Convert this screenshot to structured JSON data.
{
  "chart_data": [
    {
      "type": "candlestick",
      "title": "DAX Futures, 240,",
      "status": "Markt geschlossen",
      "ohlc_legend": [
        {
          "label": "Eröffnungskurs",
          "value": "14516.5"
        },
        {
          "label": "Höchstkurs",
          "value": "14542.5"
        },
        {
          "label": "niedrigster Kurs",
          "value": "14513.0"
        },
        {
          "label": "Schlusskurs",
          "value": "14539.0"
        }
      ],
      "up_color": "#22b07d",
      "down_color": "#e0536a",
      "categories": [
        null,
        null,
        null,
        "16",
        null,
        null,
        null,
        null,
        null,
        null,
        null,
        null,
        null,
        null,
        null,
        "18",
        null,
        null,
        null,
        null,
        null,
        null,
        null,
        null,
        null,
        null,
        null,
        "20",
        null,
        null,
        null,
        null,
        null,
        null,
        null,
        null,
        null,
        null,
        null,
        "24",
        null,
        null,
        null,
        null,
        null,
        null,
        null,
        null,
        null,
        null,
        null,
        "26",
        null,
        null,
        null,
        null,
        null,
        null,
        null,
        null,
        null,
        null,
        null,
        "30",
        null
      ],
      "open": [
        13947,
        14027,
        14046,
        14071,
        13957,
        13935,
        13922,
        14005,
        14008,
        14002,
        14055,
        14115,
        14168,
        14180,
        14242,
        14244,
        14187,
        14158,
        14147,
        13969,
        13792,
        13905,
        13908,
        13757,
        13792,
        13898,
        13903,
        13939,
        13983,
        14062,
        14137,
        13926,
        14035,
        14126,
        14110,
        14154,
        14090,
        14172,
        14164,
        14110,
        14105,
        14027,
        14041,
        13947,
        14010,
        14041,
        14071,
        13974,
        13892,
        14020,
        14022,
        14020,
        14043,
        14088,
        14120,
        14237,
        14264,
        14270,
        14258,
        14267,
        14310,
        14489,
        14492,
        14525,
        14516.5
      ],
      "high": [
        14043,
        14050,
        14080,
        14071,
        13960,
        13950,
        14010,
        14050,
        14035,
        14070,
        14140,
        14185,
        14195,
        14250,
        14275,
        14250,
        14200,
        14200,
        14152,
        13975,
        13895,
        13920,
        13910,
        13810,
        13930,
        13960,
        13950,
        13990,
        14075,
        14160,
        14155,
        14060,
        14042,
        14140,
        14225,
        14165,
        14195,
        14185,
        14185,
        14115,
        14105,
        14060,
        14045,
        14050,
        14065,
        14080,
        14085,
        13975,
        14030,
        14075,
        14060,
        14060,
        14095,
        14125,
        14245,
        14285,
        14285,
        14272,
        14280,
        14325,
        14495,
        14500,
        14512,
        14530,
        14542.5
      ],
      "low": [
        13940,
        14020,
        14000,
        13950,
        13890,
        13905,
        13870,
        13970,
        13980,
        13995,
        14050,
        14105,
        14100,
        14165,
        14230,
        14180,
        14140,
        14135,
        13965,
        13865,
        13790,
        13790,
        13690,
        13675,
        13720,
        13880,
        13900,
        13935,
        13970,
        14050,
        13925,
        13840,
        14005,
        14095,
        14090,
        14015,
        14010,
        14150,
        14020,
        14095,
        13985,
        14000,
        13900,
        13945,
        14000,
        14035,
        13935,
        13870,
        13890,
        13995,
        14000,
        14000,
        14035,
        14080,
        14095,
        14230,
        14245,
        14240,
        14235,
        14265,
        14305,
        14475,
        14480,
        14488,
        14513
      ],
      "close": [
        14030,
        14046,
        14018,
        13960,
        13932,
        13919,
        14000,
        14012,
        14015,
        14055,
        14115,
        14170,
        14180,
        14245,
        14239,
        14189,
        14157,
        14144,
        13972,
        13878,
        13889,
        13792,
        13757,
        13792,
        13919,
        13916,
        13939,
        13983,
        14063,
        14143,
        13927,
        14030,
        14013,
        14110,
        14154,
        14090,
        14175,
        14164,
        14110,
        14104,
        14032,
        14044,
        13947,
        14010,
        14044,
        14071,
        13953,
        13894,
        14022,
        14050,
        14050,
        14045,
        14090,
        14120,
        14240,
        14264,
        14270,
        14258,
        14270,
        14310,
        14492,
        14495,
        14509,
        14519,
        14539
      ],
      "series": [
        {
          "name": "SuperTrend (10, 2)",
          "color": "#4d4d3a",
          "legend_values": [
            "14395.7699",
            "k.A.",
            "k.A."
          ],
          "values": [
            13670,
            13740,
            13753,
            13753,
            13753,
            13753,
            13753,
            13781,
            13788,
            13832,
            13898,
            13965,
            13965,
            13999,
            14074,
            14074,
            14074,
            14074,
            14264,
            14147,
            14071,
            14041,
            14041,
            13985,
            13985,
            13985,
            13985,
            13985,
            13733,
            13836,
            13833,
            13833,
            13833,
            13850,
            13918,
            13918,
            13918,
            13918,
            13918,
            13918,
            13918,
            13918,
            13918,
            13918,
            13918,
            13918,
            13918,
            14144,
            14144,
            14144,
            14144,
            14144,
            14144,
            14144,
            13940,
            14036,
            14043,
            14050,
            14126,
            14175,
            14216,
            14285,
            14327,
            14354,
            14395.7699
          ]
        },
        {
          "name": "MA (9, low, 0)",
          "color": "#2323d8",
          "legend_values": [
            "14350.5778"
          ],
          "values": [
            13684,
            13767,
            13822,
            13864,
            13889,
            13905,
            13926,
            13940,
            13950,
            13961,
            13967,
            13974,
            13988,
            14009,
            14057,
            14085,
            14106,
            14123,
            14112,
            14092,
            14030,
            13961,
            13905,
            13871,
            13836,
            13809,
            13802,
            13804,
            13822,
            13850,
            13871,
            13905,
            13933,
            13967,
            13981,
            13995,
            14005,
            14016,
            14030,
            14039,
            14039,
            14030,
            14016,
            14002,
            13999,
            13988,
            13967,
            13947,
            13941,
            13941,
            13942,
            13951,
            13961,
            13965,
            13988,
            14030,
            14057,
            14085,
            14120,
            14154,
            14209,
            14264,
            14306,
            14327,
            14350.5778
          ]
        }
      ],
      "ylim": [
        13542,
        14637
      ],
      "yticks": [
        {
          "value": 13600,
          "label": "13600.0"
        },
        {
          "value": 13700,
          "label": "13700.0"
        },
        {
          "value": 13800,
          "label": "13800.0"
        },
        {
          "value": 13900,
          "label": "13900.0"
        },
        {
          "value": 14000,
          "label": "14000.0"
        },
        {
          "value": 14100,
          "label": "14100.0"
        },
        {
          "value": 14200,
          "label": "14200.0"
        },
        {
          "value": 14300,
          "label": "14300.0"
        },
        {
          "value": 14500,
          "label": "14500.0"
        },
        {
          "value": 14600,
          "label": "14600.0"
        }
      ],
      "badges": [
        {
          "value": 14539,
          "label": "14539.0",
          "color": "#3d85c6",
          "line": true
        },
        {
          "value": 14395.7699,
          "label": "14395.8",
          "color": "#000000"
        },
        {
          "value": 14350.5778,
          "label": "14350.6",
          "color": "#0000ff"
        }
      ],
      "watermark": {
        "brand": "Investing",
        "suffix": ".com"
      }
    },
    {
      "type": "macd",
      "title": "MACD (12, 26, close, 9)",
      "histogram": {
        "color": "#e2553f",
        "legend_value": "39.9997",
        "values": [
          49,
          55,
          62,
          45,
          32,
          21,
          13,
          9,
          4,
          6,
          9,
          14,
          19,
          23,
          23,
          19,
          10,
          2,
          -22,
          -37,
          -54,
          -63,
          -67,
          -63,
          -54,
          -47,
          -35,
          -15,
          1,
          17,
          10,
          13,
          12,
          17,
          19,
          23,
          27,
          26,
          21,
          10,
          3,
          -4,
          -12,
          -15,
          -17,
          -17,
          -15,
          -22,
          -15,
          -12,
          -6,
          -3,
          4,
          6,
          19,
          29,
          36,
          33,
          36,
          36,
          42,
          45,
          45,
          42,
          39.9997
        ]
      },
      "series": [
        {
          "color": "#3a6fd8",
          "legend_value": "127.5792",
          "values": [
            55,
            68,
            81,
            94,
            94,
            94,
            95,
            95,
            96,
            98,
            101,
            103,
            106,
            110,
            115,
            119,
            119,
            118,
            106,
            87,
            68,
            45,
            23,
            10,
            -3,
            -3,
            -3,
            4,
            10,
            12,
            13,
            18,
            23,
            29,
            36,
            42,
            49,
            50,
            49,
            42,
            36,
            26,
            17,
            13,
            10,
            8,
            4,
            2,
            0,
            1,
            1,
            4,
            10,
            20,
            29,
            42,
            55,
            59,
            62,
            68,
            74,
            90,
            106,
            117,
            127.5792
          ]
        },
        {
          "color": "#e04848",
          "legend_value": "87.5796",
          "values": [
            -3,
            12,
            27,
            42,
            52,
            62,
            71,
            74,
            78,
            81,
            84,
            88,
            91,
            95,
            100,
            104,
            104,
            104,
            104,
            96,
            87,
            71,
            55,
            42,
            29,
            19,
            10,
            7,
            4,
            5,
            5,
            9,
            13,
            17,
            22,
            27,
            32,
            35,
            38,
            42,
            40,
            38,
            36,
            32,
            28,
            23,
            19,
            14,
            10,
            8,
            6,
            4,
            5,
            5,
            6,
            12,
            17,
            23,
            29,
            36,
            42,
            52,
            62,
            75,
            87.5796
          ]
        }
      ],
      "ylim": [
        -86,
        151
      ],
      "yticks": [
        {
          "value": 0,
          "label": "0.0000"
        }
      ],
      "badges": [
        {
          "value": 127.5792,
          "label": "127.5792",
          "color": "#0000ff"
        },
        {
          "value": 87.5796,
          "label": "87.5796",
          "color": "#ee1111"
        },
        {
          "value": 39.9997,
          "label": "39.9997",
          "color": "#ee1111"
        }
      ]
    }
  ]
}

■ Work to be completed
What is the number of lines in the listing that contain the string "title"? Reply with that number alone.

■ Reply
2